What this task involves: Copy out the lines that include the word "type".

#### Records shown ####

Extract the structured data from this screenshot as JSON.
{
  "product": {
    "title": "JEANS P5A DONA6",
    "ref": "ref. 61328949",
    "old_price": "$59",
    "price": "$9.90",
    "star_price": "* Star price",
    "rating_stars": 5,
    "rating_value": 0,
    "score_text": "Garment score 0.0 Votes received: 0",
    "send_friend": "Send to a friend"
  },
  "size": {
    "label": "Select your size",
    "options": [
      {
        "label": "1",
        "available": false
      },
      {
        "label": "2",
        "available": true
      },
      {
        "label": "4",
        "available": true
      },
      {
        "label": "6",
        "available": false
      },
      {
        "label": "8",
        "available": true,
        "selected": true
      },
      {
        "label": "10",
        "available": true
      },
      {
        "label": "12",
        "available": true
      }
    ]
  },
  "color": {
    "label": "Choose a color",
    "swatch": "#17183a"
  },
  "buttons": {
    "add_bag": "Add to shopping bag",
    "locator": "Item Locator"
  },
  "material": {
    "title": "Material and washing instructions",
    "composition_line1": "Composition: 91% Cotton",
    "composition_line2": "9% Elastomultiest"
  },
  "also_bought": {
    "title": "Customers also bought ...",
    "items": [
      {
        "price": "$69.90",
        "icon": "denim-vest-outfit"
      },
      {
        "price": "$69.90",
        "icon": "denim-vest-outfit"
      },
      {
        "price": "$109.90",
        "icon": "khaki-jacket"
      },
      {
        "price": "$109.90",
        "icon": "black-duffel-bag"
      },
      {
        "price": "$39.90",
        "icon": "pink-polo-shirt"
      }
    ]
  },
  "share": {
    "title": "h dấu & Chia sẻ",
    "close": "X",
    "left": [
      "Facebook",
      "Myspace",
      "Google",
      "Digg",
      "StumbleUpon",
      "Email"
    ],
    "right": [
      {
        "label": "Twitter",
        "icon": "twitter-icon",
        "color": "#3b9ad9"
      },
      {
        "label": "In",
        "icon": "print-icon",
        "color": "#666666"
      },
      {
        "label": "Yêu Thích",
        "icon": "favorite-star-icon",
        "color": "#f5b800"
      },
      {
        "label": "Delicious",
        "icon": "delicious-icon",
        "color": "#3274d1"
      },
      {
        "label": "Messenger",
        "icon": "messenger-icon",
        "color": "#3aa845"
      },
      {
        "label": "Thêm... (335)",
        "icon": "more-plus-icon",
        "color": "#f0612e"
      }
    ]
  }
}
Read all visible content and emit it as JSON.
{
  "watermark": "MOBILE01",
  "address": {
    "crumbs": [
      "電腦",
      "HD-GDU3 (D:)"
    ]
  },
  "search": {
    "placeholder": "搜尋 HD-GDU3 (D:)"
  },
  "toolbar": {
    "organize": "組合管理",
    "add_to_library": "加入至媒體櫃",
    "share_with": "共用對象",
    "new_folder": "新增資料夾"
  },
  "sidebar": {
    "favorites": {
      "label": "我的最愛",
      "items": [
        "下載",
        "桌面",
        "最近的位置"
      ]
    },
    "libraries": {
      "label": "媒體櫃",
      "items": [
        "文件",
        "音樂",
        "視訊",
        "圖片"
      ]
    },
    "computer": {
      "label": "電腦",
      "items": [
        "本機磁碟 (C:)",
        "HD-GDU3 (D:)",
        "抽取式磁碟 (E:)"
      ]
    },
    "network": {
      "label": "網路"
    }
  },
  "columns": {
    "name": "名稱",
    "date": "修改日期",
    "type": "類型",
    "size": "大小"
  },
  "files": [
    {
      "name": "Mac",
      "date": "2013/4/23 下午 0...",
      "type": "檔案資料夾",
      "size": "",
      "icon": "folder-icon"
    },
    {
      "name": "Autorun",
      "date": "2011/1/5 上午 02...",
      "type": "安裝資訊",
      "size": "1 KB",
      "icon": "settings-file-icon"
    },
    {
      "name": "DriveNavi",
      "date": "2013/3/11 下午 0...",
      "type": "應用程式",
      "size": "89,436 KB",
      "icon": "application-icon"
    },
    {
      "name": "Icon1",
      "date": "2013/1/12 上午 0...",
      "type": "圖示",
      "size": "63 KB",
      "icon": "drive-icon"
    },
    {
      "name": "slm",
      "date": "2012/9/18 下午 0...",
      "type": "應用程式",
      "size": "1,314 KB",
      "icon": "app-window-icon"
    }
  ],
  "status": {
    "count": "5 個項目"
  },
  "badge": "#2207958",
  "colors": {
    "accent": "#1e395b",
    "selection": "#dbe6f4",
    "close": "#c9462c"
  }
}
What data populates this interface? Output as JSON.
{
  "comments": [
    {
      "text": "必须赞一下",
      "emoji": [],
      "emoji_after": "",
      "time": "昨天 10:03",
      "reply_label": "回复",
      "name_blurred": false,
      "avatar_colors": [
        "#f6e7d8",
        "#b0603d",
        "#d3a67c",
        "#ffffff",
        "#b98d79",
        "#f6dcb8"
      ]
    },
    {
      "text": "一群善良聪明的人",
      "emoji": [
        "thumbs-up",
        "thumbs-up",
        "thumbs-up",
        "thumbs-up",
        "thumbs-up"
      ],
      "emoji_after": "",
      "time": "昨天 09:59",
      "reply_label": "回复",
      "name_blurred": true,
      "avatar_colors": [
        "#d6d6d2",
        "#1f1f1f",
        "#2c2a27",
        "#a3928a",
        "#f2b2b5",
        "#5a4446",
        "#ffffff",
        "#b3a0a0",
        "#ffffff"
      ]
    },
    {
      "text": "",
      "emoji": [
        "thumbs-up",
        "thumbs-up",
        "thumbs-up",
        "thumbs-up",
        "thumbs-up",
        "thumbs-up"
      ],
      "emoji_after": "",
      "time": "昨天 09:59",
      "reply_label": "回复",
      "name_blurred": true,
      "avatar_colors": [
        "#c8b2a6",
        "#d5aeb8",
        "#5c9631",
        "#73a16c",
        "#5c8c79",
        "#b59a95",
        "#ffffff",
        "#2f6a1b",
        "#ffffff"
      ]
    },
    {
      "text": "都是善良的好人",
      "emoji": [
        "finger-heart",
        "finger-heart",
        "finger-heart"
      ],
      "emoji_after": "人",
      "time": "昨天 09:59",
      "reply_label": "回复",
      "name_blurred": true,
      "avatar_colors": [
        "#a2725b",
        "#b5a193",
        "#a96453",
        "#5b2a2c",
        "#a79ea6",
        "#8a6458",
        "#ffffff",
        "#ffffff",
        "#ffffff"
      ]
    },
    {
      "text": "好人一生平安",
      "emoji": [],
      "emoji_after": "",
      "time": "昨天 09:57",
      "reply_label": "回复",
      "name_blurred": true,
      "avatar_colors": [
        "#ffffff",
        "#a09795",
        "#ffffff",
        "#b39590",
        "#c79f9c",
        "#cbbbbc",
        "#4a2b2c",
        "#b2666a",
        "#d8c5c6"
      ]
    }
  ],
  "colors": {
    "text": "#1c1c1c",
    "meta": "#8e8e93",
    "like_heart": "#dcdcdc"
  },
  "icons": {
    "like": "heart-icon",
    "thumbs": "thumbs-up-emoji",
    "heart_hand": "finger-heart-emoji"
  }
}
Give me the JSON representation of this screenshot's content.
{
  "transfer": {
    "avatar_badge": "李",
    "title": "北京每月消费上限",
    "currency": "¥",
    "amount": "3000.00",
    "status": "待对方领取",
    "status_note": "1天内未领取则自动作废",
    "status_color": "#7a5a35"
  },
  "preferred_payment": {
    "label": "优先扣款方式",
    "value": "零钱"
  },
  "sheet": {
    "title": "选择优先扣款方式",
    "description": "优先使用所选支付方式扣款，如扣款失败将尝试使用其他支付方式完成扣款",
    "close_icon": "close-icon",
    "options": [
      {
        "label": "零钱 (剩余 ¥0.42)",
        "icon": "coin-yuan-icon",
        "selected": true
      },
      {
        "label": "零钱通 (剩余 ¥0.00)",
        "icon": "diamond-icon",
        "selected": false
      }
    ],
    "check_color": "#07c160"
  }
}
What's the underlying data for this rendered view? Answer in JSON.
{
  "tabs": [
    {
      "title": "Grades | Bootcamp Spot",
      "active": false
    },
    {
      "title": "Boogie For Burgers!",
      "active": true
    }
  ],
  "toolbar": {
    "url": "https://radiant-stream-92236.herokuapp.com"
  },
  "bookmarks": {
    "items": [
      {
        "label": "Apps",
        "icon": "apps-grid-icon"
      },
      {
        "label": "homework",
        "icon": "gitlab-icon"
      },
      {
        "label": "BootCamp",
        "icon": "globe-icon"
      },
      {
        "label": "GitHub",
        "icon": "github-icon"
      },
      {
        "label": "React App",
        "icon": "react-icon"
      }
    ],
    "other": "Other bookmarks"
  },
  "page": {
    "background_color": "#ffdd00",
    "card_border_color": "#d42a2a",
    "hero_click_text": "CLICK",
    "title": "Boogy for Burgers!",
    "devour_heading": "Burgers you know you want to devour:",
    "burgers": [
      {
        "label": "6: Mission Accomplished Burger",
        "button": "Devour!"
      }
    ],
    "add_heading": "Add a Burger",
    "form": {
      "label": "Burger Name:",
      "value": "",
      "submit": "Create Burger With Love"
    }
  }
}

####

Problem solution:
    "type": "類型",
      "type": "檔案資料夾",
      "type": "安裝資訊",
      "type": "應用程式",
      "type": "圖示",
      "type": "應用程式",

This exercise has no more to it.